(Given exercise)
Repeat all of the material below exactly as written, images excluded.

(Material supplied)
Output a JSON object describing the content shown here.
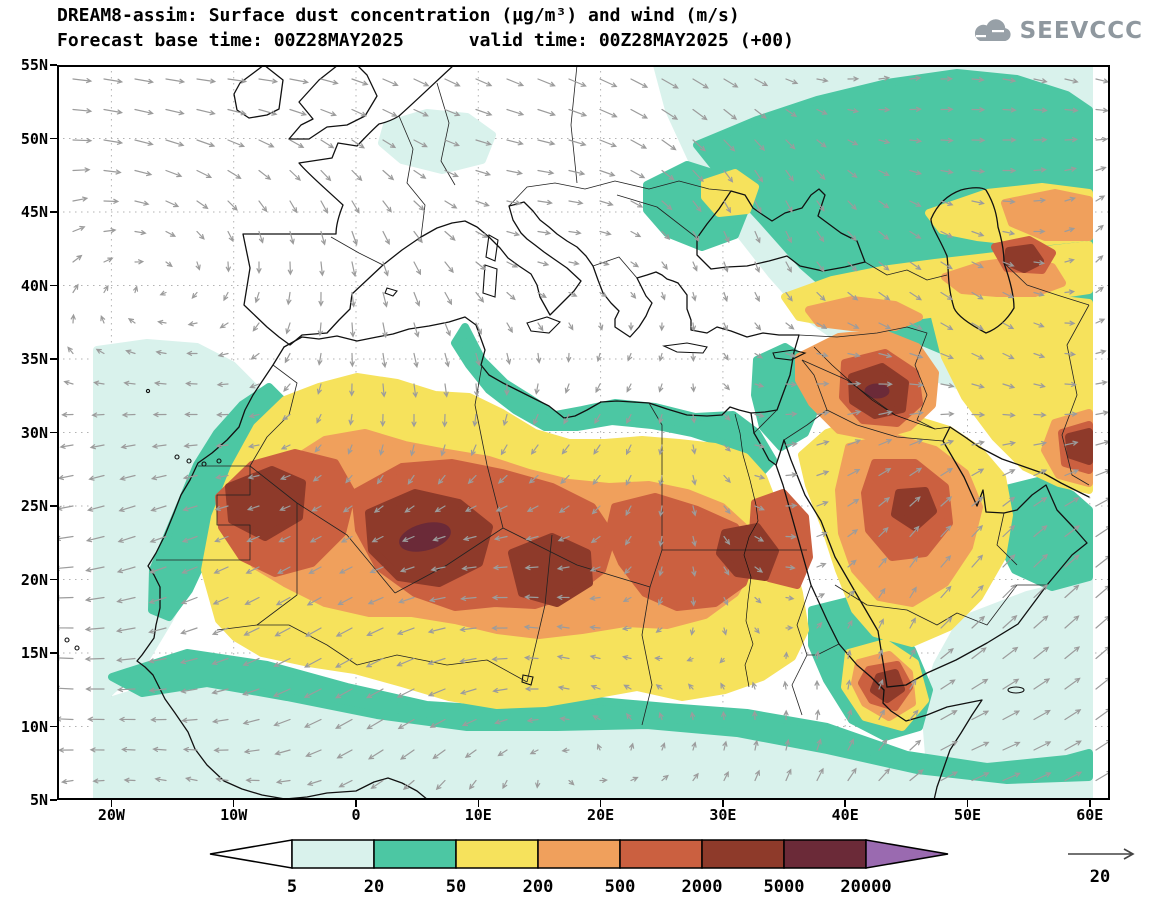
{
  "header": {
    "title_line1": "DREAM8-assim: Surface dust concentration (µg/m³) and wind (m/s)",
    "title_line2": "Forecast base time: 00Z28MAY2025      valid time: 00Z28MAY2025 (+00)",
    "logo_text": "SEEVCCC"
  },
  "axes": {
    "lat_labels": [
      "55N",
      "50N",
      "45N",
      "40N",
      "35N",
      "30N",
      "25N",
      "20N",
      "15N",
      "10N",
      "5N"
    ],
    "lon_labels": [
      "20W",
      "10W",
      "0",
      "10E",
      "20E",
      "30E",
      "40E",
      "50E",
      "60E"
    ]
  },
  "legend": {
    "levels": [
      "5",
      "20",
      "50",
      "200",
      "500",
      "2000",
      "5000",
      "20000"
    ],
    "segment_colors": [
      "#d9f2ec",
      "#4cc7a3",
      "#f6e25c",
      "#f0a05c",
      "#cb6040",
      "#8e3a2a",
      "#6b2a38"
    ],
    "below_min_color": "#ffffff",
    "above_max_color": "#9a6ab0"
  },
  "wind_reference": {
    "label": "20"
  },
  "field_palette": {
    "pale_cyan": "#d9f2ec",
    "teal": "#4cc7a3",
    "yellow": "#f6e25c",
    "orange": "#f0a05c",
    "brick": "#cb6040",
    "dark_red_brown": "#8e3a2a",
    "maroon": "#6b2a38",
    "wind_arrow_gray": "#9c9c9c"
  }
}
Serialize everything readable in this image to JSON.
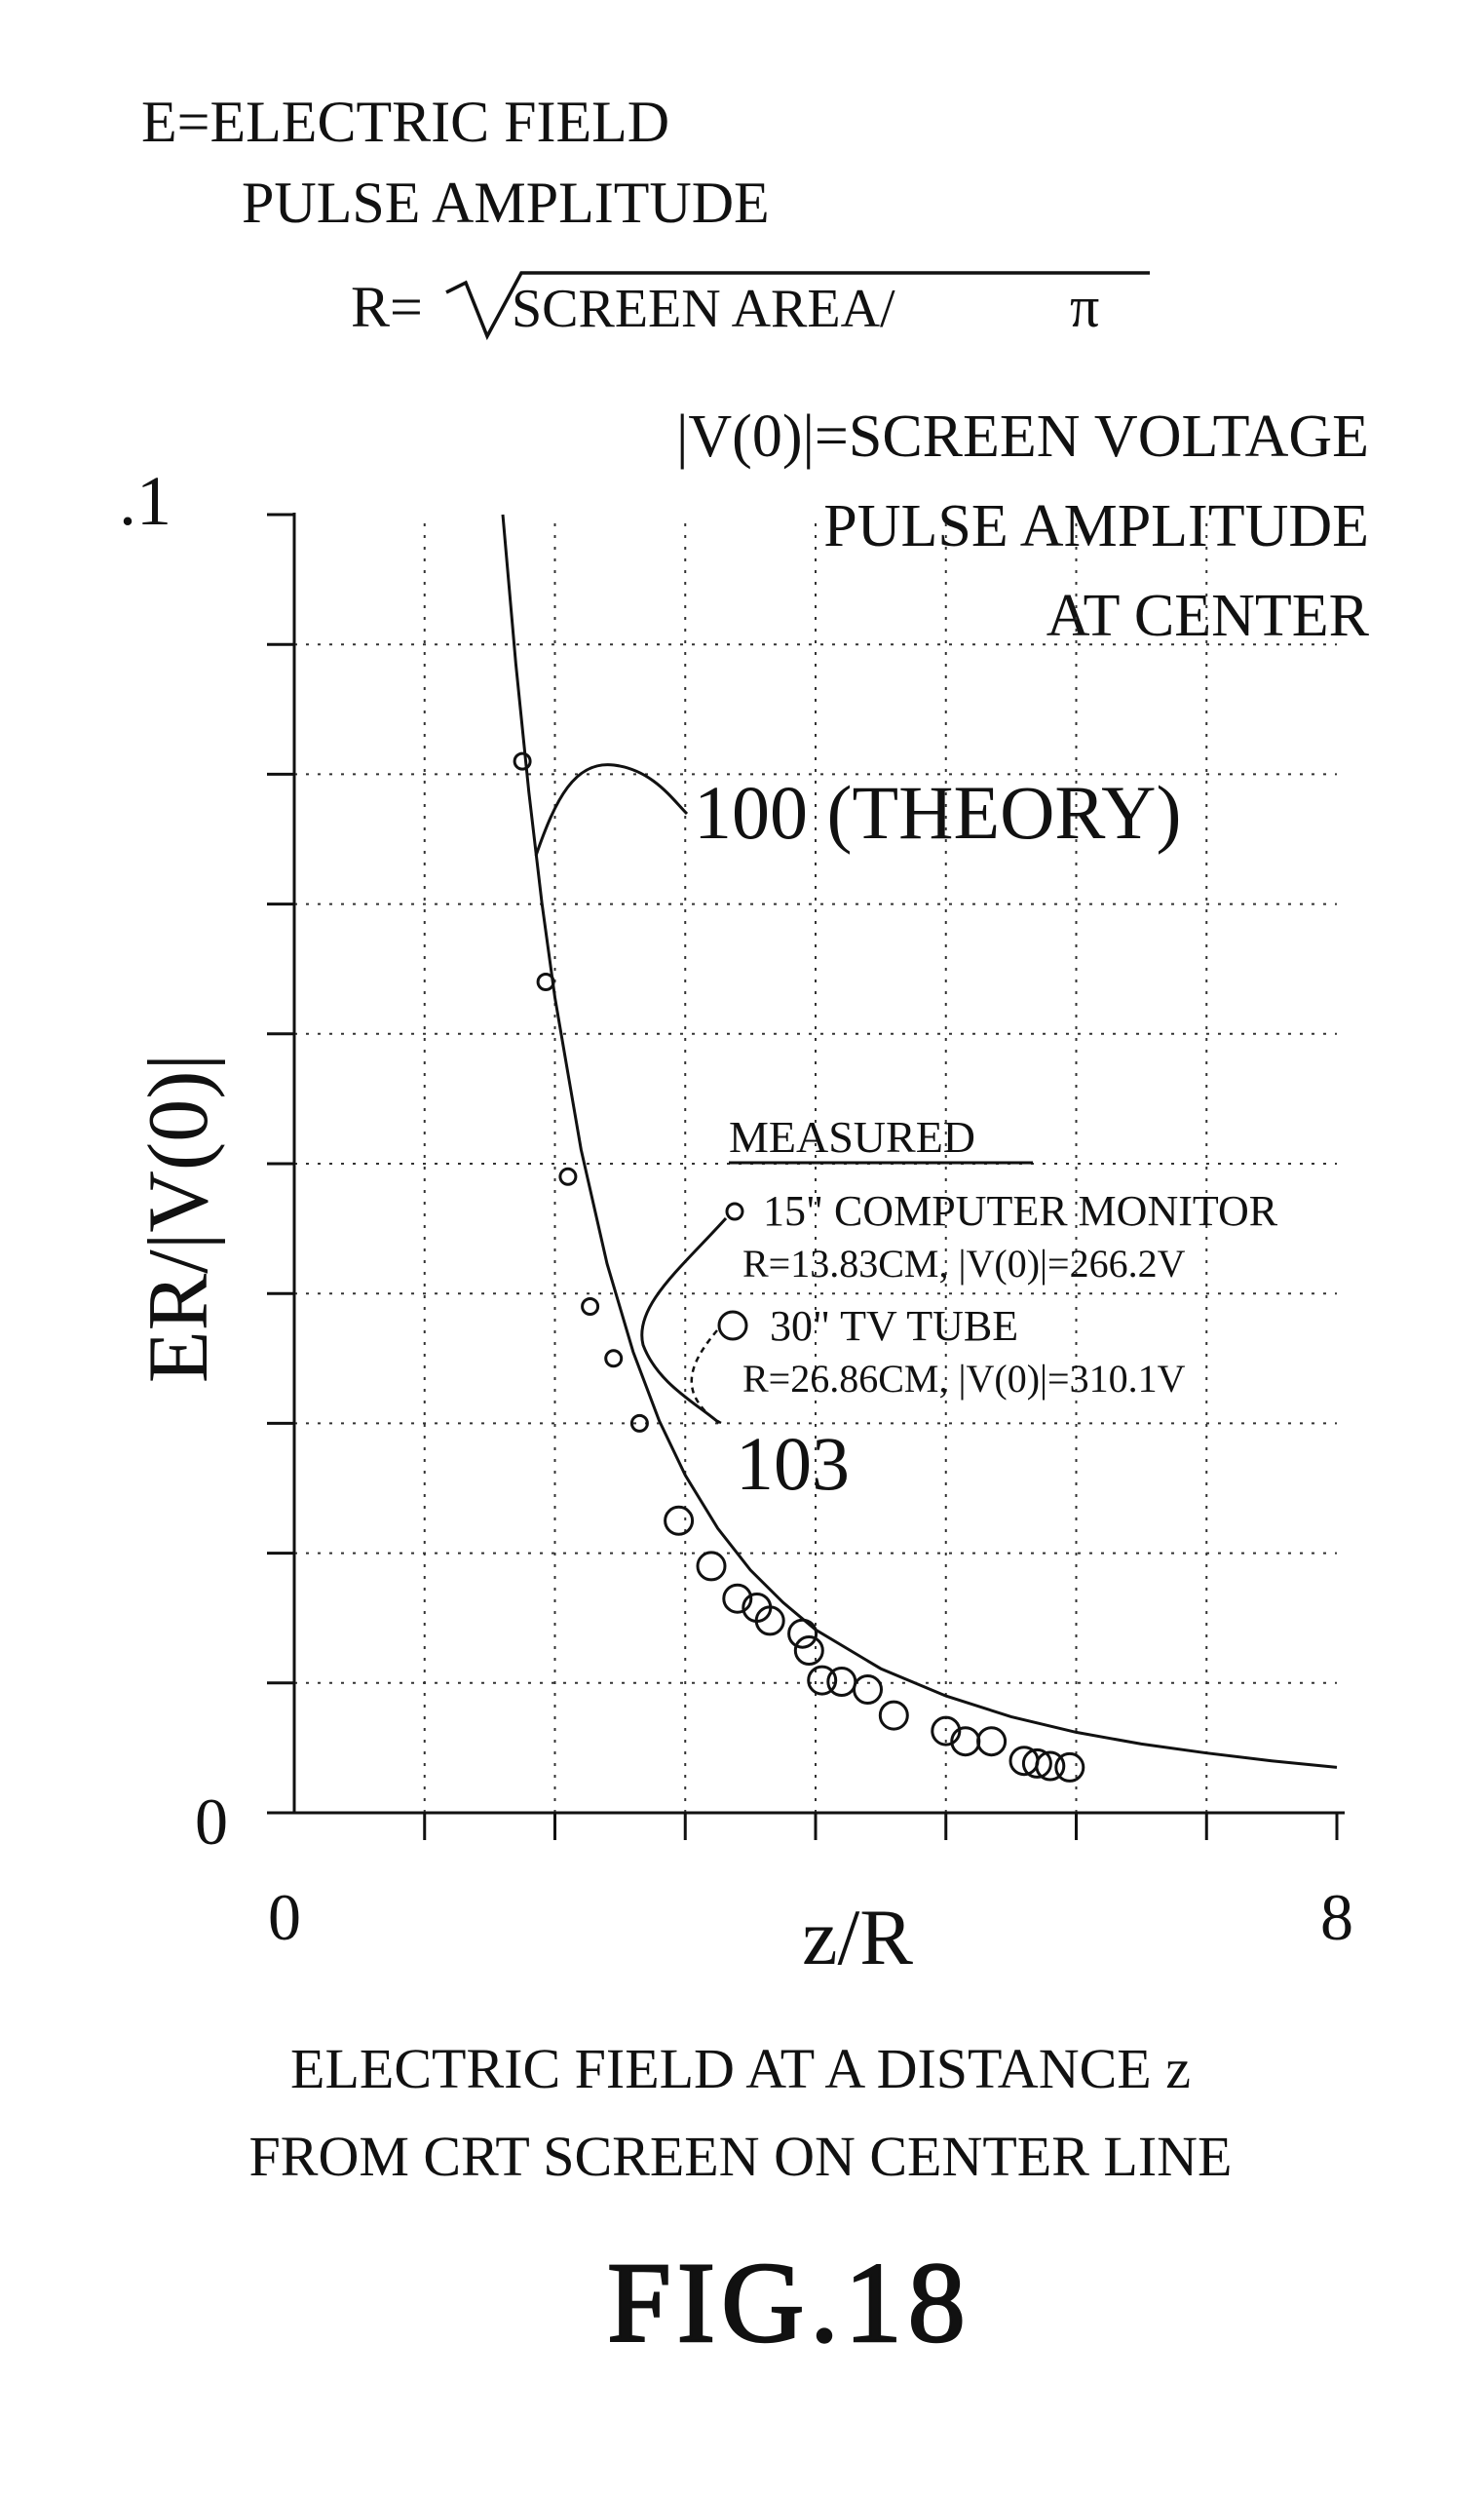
{
  "header": {
    "e_def_line1": "E=ELECTRIC FIELD",
    "e_def_line2": "PULSE AMPLITUDE",
    "r_prefix": "R=",
    "r_expr": "SCREEN AREA/",
    "r_pi": "π",
    "v_def_line1": "|V(0)|=SCREEN VOLTAGE",
    "v_def_line2": "PULSE AMPLITUDE",
    "v_def_line3": "AT CENTER"
  },
  "annotations": {
    "theory_label": "100 (THEORY)",
    "measured_ref": "103",
    "measured_title": "MEASURED",
    "series1_line1": "15\" COMPUTER MONITOR",
    "series1_line2": "R=13.83CM, |V(0)|=266.2V",
    "series2_line1": "30\" TV TUBE",
    "series2_line2": "R=26.86CM, |V(0)|=310.1V"
  },
  "caption": {
    "line1": "ELECTRIC FIELD AT A DISTANCE z",
    "line2": "FROM CRT SCREEN ON CENTER LINE",
    "figure": "FIG.18"
  },
  "chart_data": {
    "type": "scatter",
    "title": "",
    "xlabel": "z/R",
    "ylabel": "ER/|V(0)|",
    "xlim": [
      0,
      8
    ],
    "ylim": [
      0,
      0.1
    ],
    "x_tick_labels": [
      "0",
      "8"
    ],
    "y_tick_labels": [
      "0",
      ".1"
    ],
    "grid": "dotted",
    "theory_curve": {
      "name": "100 (THEORY)",
      "x": [
        1.6,
        1.7,
        1.8,
        1.9,
        2.0,
        2.2,
        2.4,
        2.6,
        2.8,
        3.0,
        3.25,
        3.5,
        3.75,
        4.0,
        4.5,
        5.0,
        5.5,
        6.0,
        6.5,
        7.0,
        7.5,
        8.0
      ],
      "y": [
        0.1,
        0.0885,
        0.0786,
        0.0701,
        0.0628,
        0.0511,
        0.0423,
        0.0355,
        0.0302,
        0.026,
        0.0219,
        0.0187,
        0.0162,
        0.0141,
        0.0111,
        0.009,
        0.0074,
        0.0062,
        0.0053,
        0.0046,
        0.004,
        0.0035
      ]
    },
    "series": [
      {
        "name": "15\" COMPUTER MONITOR",
        "marker": "small-circle",
        "x": [
          1.75,
          1.93,
          2.1,
          2.27,
          2.45,
          2.65
        ],
        "y": [
          0.081,
          0.064,
          0.049,
          0.039,
          0.035,
          0.03
        ]
      },
      {
        "name": "30\" TV TUBE",
        "marker": "large-circle",
        "x": [
          2.95,
          3.2,
          3.4,
          3.55,
          3.65,
          3.9,
          3.95,
          4.05,
          4.2,
          4.4,
          4.6,
          5.0,
          5.15,
          5.35,
          5.6,
          5.7,
          5.8,
          5.95
        ],
        "y": [
          0.0225,
          0.019,
          0.0165,
          0.0158,
          0.0148,
          0.0138,
          0.0125,
          0.0102,
          0.0101,
          0.0095,
          0.0075,
          0.0063,
          0.0055,
          0.0055,
          0.004,
          0.0038,
          0.0036,
          0.0035
        ]
      }
    ]
  }
}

(Answer below)
Output a JSON object describing the content shown here.
{
  "header": {
    "title_line1": "DREAM8-assim: Surface dust concentration (µg/m³) and wind (m/s)",
    "title_line2": "Forecast base time: 00Z28MAY2025      valid time: 00Z28MAY2025 (+00)",
    "logo_text": "SEEVCCC"
  },
  "axes": {
    "lat_labels": [
      "55N",
      "50N",
      "45N",
      "40N",
      "35N",
      "30N",
      "25N",
      "20N",
      "15N",
      "10N",
      "5N"
    ],
    "lon_labels": [
      "20W",
      "10W",
      "0",
      "10E",
      "20E",
      "30E",
      "40E",
      "50E",
      "60E"
    ]
  },
  "legend": {
    "levels": [
      "5",
      "20",
      "50",
      "200",
      "500",
      "2000",
      "5000",
      "20000"
    ],
    "segment_colors": [
      "#d9f2ec",
      "#4cc7a3",
      "#f6e25c",
      "#f0a05c",
      "#cb6040",
      "#8e3a2a",
      "#6b2a38"
    ],
    "below_min_color": "#ffffff",
    "above_max_color": "#9a6ab0"
  },
  "wind_reference": {
    "label": "20"
  },
  "field_palette": {
    "pale_cyan": "#d9f2ec",
    "teal": "#4cc7a3",
    "yellow": "#f6e25c",
    "orange": "#f0a05c",
    "brick": "#cb6040",
    "dark_red_brown": "#8e3a2a",
    "maroon": "#6b2a38",
    "wind_arrow_gray": "#9c9c9c"
  }
}
Serialize everything readable in this image to JSON.
{
  "header": {
    "e_def_line1": "E=ELECTRIC FIELD",
    "e_def_line2": "PULSE AMPLITUDE",
    "r_prefix": "R=",
    "r_expr": "SCREEN AREA/",
    "r_pi": "π",
    "v_def_line1": "|V(0)|=SCREEN VOLTAGE",
    "v_def_line2": "PULSE AMPLITUDE",
    "v_def_line3": "AT CENTER"
  },
  "annotations": {
    "theory_label": "100 (THEORY)",
    "measured_ref": "103",
    "measured_title": "MEASURED",
    "series1_line1": "15\" COMPUTER MONITOR",
    "series1_line2": "R=13.83CM, |V(0)|=266.2V",
    "series2_line1": "30\" TV TUBE",
    "series2_line2": "R=26.86CM, |V(0)|=310.1V"
  },
  "caption": {
    "line1": "ELECTRIC FIELD AT A DISTANCE z",
    "line2": "FROM CRT SCREEN ON CENTER LINE",
    "figure": "FIG.18"
  },
  "chart_data": {
    "type": "scatter",
    "title": "",
    "xlabel": "z/R",
    "ylabel": "ER/|V(0)|",
    "xlim": [
      0,
      8
    ],
    "ylim": [
      0,
      0.1
    ],
    "x_tick_labels": [
      "0",
      "8"
    ],
    "y_tick_labels": [
      "0",
      ".1"
    ],
    "grid": "dotted",
    "theory_curve": {
      "name": "100 (THEORY)",
      "x": [
        1.6,
        1.7,
        1.8,
        1.9,
        2.0,
        2.2,
        2.4,
        2.6,
        2.8,
        3.0,
        3.25,
        3.5,
        3.75,
        4.0,
        4.5,
        5.0,
        5.5,
        6.0,
        6.5,
        7.0,
        7.5,
        8.0
      ],
      "y": [
        0.1,
        0.0885,
        0.0786,
        0.0701,
        0.0628,
        0.0511,
        0.0423,
        0.0355,
        0.0302,
        0.026,
        0.0219,
        0.0187,
        0.0162,
        0.0141,
        0.0111,
        0.009,
        0.0074,
        0.0062,
        0.0053,
        0.0046,
        0.004,
        0.0035
      ]
    },
    "series": [
      {
        "name": "15\" COMPUTER MONITOR",
        "marker": "small-circle",
        "x": [
          1.75,
          1.93,
          2.1,
          2.27,
          2.45,
          2.65
        ],
        "y": [
          0.081,
          0.064,
          0.049,
          0.039,
          0.035,
          0.03
        ]
      },
      {
        "name": "30\" TV TUBE",
        "marker": "large-circle",
        "x": [
          2.95,
          3.2,
          3.4,
          3.55,
          3.65,
          3.9,
          3.95,
          4.05,
          4.2,
          4.4,
          4.6,
          5.0,
          5.15,
          5.35,
          5.6,
          5.7,
          5.8,
          5.95
        ],
        "y": [
          0.0225,
          0.019,
          0.0165,
          0.0158,
          0.0148,
          0.0138,
          0.0125,
          0.0102,
          0.0101,
          0.0095,
          0.0075,
          0.0063,
          0.0055,
          0.0055,
          0.004,
          0.0038,
          0.0036,
          0.0035
        ]
      }
    ]
  }
}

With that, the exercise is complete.